begin Stored rows
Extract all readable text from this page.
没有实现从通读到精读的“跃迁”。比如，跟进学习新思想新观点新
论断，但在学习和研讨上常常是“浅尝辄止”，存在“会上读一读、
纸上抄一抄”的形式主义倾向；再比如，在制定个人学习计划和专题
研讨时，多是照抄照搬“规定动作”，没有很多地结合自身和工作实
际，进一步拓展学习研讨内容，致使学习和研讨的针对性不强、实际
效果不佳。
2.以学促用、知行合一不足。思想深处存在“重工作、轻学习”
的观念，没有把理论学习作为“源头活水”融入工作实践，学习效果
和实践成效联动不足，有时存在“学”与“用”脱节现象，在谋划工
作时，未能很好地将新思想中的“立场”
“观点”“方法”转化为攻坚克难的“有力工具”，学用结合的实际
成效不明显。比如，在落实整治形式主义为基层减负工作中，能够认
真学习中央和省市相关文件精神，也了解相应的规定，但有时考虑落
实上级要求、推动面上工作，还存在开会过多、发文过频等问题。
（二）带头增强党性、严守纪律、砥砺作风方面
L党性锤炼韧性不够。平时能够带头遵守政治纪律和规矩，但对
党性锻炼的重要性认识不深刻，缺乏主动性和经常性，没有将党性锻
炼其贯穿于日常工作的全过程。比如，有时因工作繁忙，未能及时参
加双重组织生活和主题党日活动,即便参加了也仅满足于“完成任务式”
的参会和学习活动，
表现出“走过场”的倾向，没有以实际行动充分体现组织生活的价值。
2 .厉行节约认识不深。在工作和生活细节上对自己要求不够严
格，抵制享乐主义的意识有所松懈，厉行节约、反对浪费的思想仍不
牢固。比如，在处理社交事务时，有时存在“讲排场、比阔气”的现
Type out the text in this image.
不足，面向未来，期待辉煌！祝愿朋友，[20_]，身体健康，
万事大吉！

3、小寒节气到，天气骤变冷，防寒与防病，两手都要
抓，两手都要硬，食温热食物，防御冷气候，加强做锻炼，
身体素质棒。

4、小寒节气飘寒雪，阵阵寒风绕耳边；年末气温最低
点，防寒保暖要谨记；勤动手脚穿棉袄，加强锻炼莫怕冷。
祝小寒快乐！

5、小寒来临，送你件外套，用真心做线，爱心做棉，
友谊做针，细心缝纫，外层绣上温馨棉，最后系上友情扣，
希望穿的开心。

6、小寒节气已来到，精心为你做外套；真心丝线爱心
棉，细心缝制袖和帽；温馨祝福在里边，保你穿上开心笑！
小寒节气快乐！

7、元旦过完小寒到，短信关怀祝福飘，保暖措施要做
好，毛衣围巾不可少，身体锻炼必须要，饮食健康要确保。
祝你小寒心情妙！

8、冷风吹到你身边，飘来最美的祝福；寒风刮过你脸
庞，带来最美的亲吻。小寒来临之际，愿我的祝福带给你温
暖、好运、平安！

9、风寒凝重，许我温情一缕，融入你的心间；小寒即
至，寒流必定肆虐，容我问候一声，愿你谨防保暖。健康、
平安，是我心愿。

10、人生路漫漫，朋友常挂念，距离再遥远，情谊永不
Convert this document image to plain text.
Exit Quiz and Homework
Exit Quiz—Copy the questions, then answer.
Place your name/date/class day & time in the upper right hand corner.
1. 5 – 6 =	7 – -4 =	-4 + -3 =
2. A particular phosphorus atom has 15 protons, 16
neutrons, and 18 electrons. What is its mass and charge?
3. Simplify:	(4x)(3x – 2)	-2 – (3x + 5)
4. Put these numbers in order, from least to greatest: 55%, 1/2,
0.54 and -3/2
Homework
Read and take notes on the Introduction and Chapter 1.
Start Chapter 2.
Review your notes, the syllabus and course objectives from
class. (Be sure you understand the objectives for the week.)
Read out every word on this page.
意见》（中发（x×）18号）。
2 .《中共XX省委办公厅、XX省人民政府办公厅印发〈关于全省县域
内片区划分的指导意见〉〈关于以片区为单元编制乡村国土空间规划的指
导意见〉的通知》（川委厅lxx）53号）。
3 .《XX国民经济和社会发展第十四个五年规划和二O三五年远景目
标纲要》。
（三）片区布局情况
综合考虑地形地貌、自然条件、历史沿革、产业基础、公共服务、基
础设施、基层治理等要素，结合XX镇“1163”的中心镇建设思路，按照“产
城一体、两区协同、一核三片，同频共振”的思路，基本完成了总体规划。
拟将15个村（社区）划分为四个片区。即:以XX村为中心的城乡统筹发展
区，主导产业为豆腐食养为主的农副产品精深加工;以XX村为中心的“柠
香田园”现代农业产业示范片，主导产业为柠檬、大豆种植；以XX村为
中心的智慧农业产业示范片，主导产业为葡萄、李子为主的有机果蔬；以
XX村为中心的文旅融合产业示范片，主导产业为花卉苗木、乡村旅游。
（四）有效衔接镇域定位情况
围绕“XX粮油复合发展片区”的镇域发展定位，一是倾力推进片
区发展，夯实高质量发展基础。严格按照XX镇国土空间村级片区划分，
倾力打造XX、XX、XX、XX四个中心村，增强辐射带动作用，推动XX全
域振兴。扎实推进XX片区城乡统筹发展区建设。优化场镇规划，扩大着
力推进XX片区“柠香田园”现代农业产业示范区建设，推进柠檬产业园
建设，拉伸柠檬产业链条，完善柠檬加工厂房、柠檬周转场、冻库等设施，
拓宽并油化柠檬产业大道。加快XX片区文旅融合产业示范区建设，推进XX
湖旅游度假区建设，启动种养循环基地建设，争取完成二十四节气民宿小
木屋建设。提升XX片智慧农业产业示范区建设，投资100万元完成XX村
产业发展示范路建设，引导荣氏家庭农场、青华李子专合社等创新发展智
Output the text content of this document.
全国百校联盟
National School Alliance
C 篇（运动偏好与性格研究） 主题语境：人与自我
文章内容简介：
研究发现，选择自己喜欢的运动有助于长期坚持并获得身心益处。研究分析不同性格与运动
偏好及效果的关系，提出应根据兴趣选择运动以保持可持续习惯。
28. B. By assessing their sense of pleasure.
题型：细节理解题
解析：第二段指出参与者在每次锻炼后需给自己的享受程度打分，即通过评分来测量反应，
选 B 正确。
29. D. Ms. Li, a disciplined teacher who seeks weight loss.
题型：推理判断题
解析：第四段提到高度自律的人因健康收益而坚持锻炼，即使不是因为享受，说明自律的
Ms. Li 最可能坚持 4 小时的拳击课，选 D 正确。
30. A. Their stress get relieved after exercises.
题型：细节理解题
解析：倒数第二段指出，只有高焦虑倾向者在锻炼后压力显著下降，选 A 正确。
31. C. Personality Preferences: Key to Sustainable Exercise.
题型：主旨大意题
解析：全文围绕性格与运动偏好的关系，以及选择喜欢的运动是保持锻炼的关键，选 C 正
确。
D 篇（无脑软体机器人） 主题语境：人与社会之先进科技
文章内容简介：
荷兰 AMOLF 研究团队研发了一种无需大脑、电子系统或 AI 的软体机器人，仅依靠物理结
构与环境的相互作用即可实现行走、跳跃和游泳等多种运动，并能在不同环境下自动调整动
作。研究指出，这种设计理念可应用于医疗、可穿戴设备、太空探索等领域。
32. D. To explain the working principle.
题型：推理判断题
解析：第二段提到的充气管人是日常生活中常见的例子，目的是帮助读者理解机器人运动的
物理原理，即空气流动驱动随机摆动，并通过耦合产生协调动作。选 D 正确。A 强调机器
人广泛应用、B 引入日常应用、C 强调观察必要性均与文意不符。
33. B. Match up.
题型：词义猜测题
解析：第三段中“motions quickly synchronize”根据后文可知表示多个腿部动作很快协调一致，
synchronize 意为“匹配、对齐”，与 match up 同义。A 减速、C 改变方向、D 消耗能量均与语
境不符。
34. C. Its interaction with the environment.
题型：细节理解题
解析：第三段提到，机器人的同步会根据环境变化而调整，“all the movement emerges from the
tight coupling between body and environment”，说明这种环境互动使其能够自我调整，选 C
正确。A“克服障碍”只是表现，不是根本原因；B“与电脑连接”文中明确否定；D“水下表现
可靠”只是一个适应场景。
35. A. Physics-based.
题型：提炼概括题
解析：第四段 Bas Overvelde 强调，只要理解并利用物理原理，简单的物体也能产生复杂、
end Stored rows
Looking at the material above, count the lines that hold "主题语境" and give the total alone.

2